━━━ INPUT ━━━

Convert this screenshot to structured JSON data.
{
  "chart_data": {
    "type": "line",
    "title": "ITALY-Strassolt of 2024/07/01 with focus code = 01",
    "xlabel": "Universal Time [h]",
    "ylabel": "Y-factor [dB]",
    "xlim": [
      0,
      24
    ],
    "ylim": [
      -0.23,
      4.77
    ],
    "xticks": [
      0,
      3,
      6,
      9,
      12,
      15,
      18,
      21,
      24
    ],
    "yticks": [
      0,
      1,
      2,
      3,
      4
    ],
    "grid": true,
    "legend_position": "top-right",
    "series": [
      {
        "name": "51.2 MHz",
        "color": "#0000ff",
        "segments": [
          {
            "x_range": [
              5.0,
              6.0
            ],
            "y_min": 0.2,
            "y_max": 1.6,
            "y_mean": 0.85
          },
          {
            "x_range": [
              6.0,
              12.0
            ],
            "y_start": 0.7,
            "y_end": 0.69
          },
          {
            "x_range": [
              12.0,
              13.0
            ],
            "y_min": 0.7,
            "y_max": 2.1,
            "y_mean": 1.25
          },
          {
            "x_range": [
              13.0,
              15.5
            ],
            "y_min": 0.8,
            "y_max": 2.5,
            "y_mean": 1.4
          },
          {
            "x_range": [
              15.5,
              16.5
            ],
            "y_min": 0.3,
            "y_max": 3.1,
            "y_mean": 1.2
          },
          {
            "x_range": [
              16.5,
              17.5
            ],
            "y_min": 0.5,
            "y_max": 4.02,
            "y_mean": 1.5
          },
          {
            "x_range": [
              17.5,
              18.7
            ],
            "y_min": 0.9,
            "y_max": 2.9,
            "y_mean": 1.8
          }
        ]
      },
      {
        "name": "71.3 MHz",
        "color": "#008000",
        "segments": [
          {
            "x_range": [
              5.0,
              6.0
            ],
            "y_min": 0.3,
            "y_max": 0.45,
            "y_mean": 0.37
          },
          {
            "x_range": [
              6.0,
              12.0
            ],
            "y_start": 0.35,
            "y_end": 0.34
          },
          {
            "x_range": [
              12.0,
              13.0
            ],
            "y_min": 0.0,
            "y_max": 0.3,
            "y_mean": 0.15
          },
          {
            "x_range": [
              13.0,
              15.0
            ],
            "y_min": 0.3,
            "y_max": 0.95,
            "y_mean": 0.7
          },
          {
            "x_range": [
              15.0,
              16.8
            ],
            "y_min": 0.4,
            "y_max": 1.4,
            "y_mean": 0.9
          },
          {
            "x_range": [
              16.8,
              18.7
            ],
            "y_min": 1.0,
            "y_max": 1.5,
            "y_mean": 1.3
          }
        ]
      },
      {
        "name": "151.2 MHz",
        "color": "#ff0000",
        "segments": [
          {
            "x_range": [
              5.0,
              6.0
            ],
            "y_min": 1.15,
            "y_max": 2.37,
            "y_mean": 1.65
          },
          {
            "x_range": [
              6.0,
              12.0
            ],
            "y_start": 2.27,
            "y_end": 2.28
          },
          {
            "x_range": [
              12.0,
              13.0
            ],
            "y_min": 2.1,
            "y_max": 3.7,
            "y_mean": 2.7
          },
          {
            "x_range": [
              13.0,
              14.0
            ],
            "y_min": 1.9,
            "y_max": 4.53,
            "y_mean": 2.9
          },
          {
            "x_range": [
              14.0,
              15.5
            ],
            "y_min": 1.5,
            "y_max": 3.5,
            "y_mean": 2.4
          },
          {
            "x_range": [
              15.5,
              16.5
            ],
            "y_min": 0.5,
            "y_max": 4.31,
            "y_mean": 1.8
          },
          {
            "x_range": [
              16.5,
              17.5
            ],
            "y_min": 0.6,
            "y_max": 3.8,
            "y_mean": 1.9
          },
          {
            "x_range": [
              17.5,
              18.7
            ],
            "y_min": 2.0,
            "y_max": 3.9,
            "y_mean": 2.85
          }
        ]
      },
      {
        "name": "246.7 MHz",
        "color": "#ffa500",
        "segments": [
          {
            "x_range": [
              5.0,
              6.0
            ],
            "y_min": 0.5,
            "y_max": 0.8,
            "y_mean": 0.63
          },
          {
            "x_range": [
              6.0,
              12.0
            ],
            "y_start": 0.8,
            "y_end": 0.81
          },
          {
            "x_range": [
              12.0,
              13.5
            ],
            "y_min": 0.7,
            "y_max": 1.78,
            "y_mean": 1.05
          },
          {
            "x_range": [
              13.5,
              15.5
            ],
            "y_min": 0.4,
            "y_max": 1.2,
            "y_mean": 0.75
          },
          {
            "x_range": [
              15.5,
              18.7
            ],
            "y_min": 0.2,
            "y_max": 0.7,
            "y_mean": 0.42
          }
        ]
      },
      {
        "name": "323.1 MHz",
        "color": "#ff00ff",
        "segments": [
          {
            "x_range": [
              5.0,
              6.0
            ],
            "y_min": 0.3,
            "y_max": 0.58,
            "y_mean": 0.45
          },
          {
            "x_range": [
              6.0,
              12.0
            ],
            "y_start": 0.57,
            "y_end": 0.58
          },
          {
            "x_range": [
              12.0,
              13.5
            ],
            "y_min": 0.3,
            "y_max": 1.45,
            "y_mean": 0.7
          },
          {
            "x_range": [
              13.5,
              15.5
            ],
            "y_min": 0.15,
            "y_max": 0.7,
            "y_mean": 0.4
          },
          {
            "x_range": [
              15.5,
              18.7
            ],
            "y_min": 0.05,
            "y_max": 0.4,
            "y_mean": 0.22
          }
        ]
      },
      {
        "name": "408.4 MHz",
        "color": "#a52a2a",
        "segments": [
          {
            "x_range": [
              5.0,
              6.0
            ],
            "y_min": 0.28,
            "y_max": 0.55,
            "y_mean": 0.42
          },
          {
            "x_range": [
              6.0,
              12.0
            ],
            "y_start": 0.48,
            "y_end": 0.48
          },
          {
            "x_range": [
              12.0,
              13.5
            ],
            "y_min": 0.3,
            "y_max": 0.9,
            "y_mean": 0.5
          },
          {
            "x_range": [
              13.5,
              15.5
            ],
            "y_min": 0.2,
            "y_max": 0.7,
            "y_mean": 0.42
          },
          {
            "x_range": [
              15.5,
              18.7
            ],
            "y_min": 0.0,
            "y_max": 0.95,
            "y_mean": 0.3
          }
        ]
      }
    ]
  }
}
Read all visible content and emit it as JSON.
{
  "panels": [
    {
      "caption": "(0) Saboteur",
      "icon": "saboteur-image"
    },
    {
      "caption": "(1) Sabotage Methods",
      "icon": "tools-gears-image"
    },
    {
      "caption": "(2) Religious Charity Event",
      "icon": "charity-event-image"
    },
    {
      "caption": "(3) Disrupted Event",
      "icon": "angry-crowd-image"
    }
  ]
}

━━━

■ **INSTRUCTIONS TO FOLLOW**
Output the data above exactly, please, line for line.

■ **SOLUTION**
Convert this screenshot to structured JSON data.
{
  "chart_data": {
    "type": "line",
    "title": "ITALY-Strassolt of 2024/07/01 with focus code = 01",
    "xlabel": "Universal Time [h]",
    "ylabel": "Y-factor [dB]",
    "xlim": [
      0,
      24
    ],
    "ylim": [
      -0.23,
      4.77
    ],
    "xticks": [
      0,
      3,
      6,
      9,
      12,
      15,
      18,
      21,
      24
    ],
    "yticks": [
      0,
      1,
      2,
      3,
      4
    ],
    "grid": true,
    "legend_position": "top-right",
    "series": [
      {
        "name": "51.2 MHz",
        "color": "#0000ff",
        "segments": [
          {
            "x_range": [
              5.0,
              6.0
            ],
            "y_min": 0.2,
            "y_max": 1.6,
            "y_mean": 0.85
          },
          {
            "x_range": [
              6.0,
              12.0
            ],
            "y_start": 0.7,
            "y_end": 0.69
          },
          {
            "x_range": [
              12.0,
              13.0
            ],
            "y_min": 0.7,
            "y_max": 2.1,
            "y_mean": 1.25
          },
          {
            "x_range": [
              13.0,
              15.5
            ],
            "y_min": 0.8,
            "y_max": 2.5,
            "y_mean": 1.4
          },
          {
            "x_range": [
              15.5,
              16.5
            ],
            "y_min": 0.3,
            "y_max": 3.1,
            "y_mean": 1.2
          },
          {
            "x_range": [
              16.5,
              17.5
            ],
            "y_min": 0.5,
            "y_max": 4.02,
            "y_mean": 1.5
          },
          {
            "x_range": [
              17.5,
              18.7
            ],
            "y_min": 0.9,
            "y_max": 2.9,
            "y_mean": 1.8
          }
        ]
      },
      {
        "name": "71.3 MHz",
        "color": "#008000",
        "segments": [
          {
            "x_range": [
              5.0,
              6.0
            ],
            "y_min": 0.3,
            "y_max": 0.45,
            "y_mean": 0.37
          },
          {
            "x_range": [
              6.0,
              12.0
            ],
            "y_start": 0.35,
            "y_end": 0.34
          },
          {
            "x_range": [
              12.0,
              13.0
            ],
            "y_min": 0.0,
            "y_max": 0.3,
            "y_mean": 0.15
          },
          {
            "x_range": [
              13.0,
              15.0
            ],
            "y_min": 0.3,
            "y_max": 0.95,
            "y_mean": 0.7
          },
          {
            "x_range": [
              15.0,
              16.8
            ],
            "y_min": 0.4,
            "y_max": 1.4,
            "y_mean": 0.9
          },
          {
            "x_range": [
              16.8,
              18.7
            ],
            "y_min": 1.0,
            "y_max": 1.5,
            "y_mean": 1.3
          }
        ]
      },
      {
        "name": "151.2 MHz",
        "color": "#ff0000",
        "segments": [
          {
            "x_range": [
              5.0,
              6.0
            ],
            "y_min": 1.15,
            "y_max": 2.37,
            "y_mean": 1.65
          },
          {
            "x_range": [
              6.0,
              12.0
            ],
            "y_start": 2.27,
            "y_end": 2.28
          },
          {
            "x_range": [
              12.0,
              13.0
            ],
            "y_min": 2.1,
            "y_max": 3.7,
            "y_mean": 2.7
          },
          {
            "x_range": [
              13.0,
              14.0
            ],
            "y_min": 1.9,
            "y_max": 4.53,
            "y_mean": 2.9
          },
          {
            "x_range": [
              14.0,
              15.5
            ],
            "y_min": 1.5,
            "y_max": 3.5,
            "y_mean": 2.4
          },
          {
            "x_range": [
              15.5,
              16.5
            ],
            "y_min": 0.5,
            "y_max": 4.31,
            "y_mean": 1.8
          },
          {
            "x_range": [
              16.5,
              17.5
            ],
            "y_min": 0.6,
            "y_max": 3.8,
            "y_mean": 1.9
          },
          {
            "x_range": [
              17.5,
              18.7
            ],
            "y_min": 2.0,
            "y_max": 3.9,
            "y_mean": 2.85
          }
        ]
      },
      {
        "name": "246.7 MHz",
        "color": "#ffa500",
        "segments": [
          {
            "x_range": [
              5.0,
              6.0
            ],
            "y_min": 0.5,
            "y_max": 0.8,
            "y_mean": 0.63
          },
          {
            "x_range": [
              6.0,
              12.0
            ],
            "y_start": 0.8,
            "y_end": 0.81
          },
          {
            "x_range": [
              12.0,
              13.5
            ],
            "y_min": 0.7,
            "y_max": 1.78,
            "y_mean": 1.05
          },
          {
            "x_range": [
              13.5,
              15.5
            ],
            "y_min": 0.4,
            "y_max": 1.2,
            "y_mean": 0.75
          },
          {
            "x_range": [
              15.5,
              18.7
            ],
            "y_min": 0.2,
            "y_max": 0.7,
            "y_mean": 0.42
          }
        ]
      },
      {
        "name": "323.1 MHz",
        "color": "#ff00ff",
        "segments": [
          {
            "x_range": [
              5.0,
              6.0
            ],
            "y_min": 0.3,
            "y_max": 0.58,
            "y_mean": 0.45
          },
          {
            "x_range": [
              6.0,
              12.0
            ],
            "y_start": 0.57,
            "y_end": 0.58
          },
          {
            "x_range": [
              12.0,
              13.5
            ],
            "y_min": 0.3,
            "y_max": 1.45,
            "y_mean": 0.7
          },
          {
            "x_range": [
              13.5,
              15.5
            ],
            "y_min": 0.15,
            "y_max": 0.7,
            "y_mean": 0.4
          },
          {
            "x_range": [
              15.5,
              18.7
            ],
            "y_min": 0.05,
            "y_max": 0.4,
            "y_mean": 0.22
          }
        ]
      },
      {
        "name": "408.4 MHz",
        "color": "#a52a2a",
        "segments": [
          {
            "x_range": [
              5.0,
              6.0
            ],
            "y_min": 0.28,
            "y_max": 0.55,
            "y_mean": 0.42
          },
          {
            "x_range": [
              6.0,
              12.0
            ],
            "y_start": 0.48,
            "y_end": 0.48
          },
          {
            "x_range": [
              12.0,
              13.5
            ],
            "y_min": 0.3,
            "y_max": 0.9,
            "y_mean": 0.5
          },
          {
            "x_range": [
              13.5,
              15.5
            ],
            "y_min": 0.2,
            "y_max": 0.7,
            "y_mean": 0.42
          },
          {
            "x_range": [
              15.5,
              18.7
            ],
            "y_min": 0.0,
            "y_max": 0.95,
            "y_mean": 0.3
          }
        ]
      }
    ]
  }
}
Read all visible content and emit it as JSON.
{
  "panels": [
    {
      "caption": "(0) Saboteur",
      "icon": "saboteur-image"
    },
    {
      "caption": "(1) Sabotage Methods",
      "icon": "tools-gears-image"
    },
    {
      "caption": "(2) Religious Charity Event",
      "icon": "charity-event-image"
    },
    {
      "caption": "(3) Disrupted Event",
      "icon": "angry-crowd-image"
    }
  ]
}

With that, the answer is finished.